How many lines of the material below contain the string "image"? Answer with the number and nothing else.

--- Provided material ---

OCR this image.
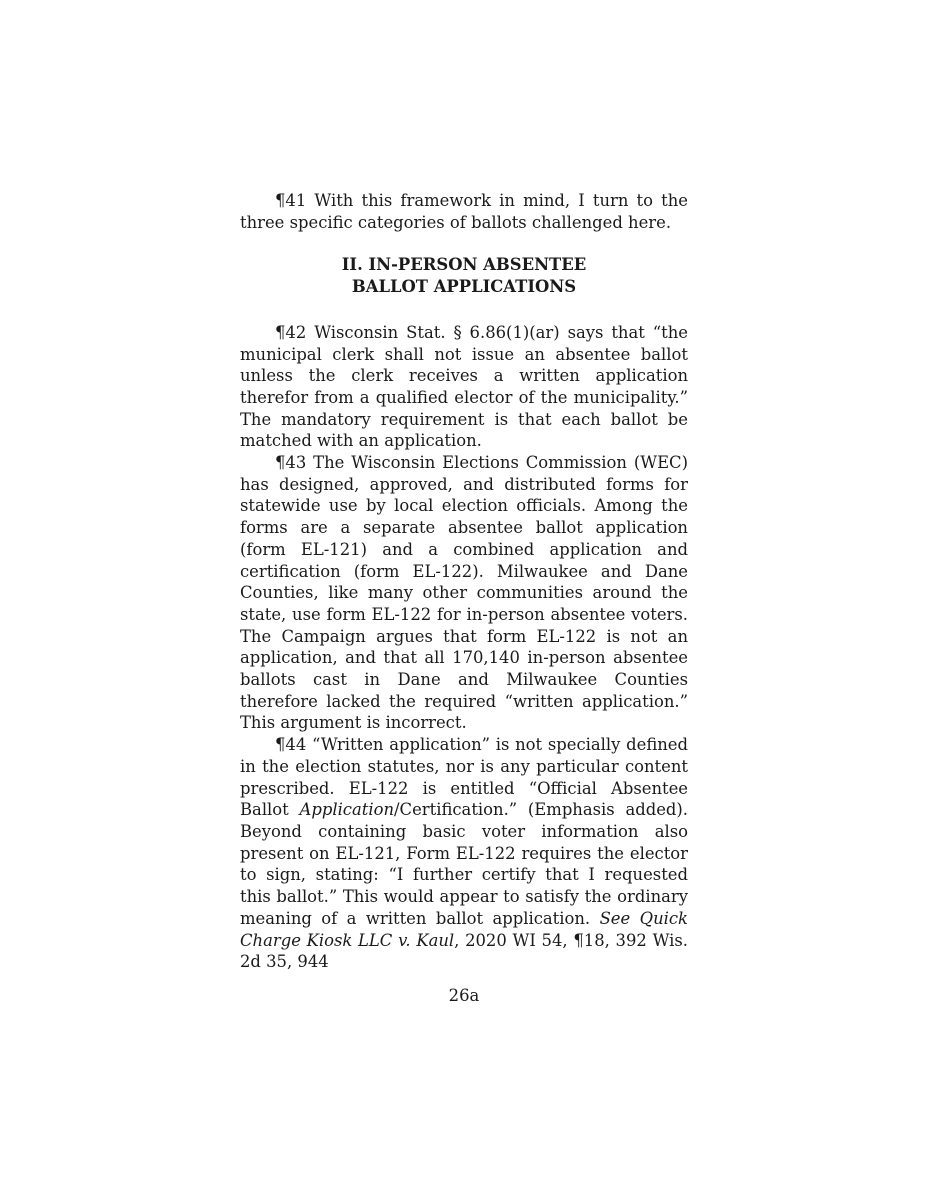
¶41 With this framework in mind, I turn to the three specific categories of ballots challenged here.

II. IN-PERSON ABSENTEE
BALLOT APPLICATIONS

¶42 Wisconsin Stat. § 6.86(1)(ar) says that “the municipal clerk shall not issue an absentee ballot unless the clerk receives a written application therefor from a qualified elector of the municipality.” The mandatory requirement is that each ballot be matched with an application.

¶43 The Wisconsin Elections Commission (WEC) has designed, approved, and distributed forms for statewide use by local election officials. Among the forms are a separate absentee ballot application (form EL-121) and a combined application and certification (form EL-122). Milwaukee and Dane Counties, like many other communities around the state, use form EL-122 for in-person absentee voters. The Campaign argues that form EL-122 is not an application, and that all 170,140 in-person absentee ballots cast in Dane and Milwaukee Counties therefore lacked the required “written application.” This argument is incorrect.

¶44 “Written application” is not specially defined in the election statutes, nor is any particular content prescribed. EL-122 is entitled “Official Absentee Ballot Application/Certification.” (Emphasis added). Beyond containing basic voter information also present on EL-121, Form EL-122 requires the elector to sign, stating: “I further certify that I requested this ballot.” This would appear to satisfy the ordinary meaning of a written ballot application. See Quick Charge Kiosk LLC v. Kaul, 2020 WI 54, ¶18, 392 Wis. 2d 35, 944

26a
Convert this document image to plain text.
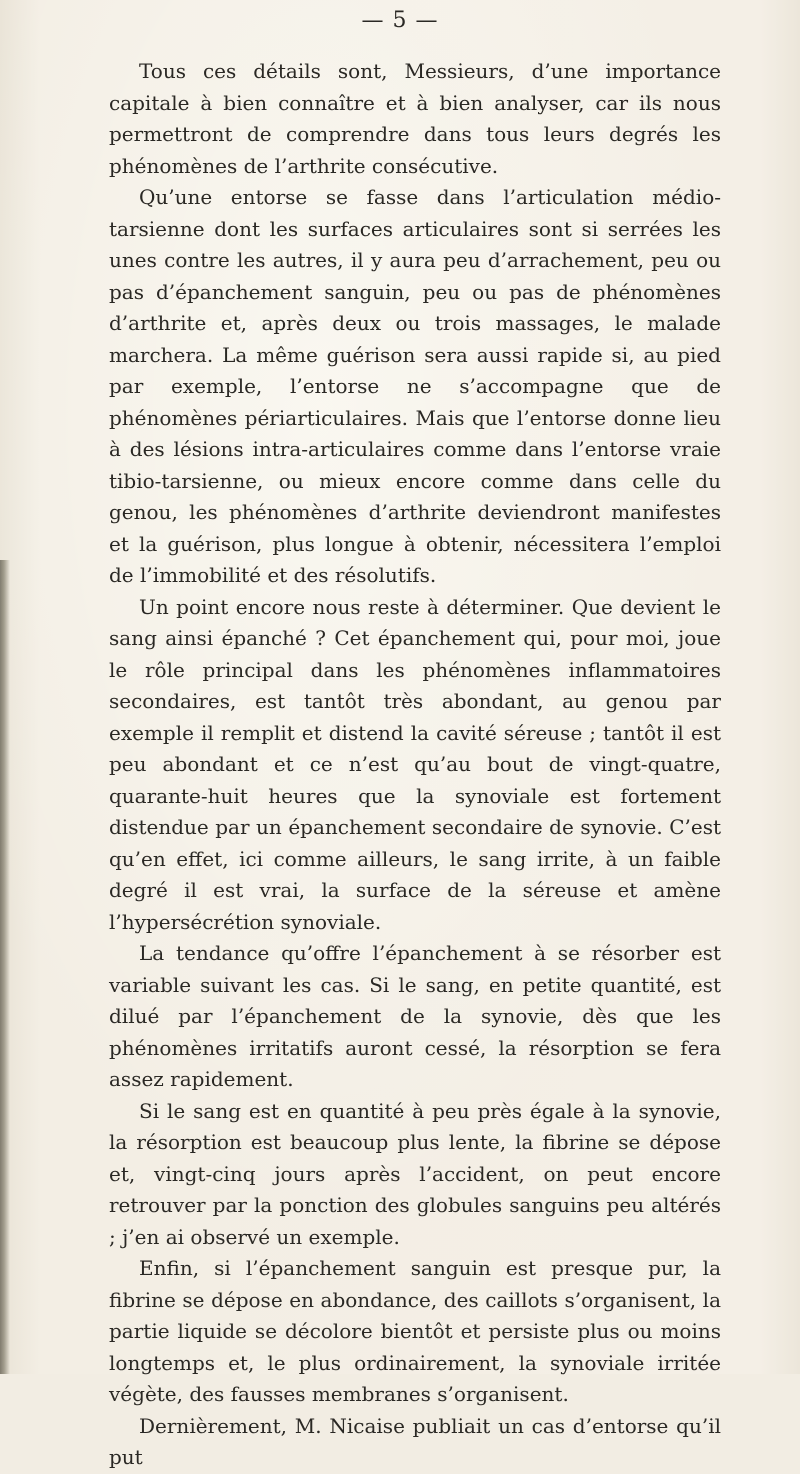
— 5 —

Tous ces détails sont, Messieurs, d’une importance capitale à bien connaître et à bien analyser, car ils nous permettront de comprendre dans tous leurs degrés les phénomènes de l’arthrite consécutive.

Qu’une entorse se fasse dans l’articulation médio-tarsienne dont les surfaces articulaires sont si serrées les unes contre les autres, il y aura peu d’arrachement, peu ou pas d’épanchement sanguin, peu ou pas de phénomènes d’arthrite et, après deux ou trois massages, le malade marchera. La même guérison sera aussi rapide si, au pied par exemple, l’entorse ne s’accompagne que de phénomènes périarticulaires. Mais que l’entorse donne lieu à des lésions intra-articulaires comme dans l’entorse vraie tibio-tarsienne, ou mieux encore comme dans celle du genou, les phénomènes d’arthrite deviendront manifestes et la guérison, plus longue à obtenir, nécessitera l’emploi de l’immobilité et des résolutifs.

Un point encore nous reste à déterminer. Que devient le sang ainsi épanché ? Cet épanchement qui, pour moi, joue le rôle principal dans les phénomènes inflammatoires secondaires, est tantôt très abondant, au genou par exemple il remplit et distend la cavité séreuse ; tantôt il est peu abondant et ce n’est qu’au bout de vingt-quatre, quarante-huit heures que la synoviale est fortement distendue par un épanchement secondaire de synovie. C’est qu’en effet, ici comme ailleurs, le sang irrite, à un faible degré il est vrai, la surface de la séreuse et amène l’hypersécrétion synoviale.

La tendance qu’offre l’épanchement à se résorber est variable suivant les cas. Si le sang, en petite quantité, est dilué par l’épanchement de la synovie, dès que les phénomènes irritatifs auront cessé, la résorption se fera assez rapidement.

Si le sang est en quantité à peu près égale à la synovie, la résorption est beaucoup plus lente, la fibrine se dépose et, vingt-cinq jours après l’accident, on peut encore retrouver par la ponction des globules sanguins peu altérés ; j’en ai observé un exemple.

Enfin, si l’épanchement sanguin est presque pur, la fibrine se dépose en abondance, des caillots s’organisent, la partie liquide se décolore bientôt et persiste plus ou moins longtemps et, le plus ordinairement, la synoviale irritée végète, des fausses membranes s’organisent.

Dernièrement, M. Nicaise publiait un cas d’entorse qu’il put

---

Worked solution: 2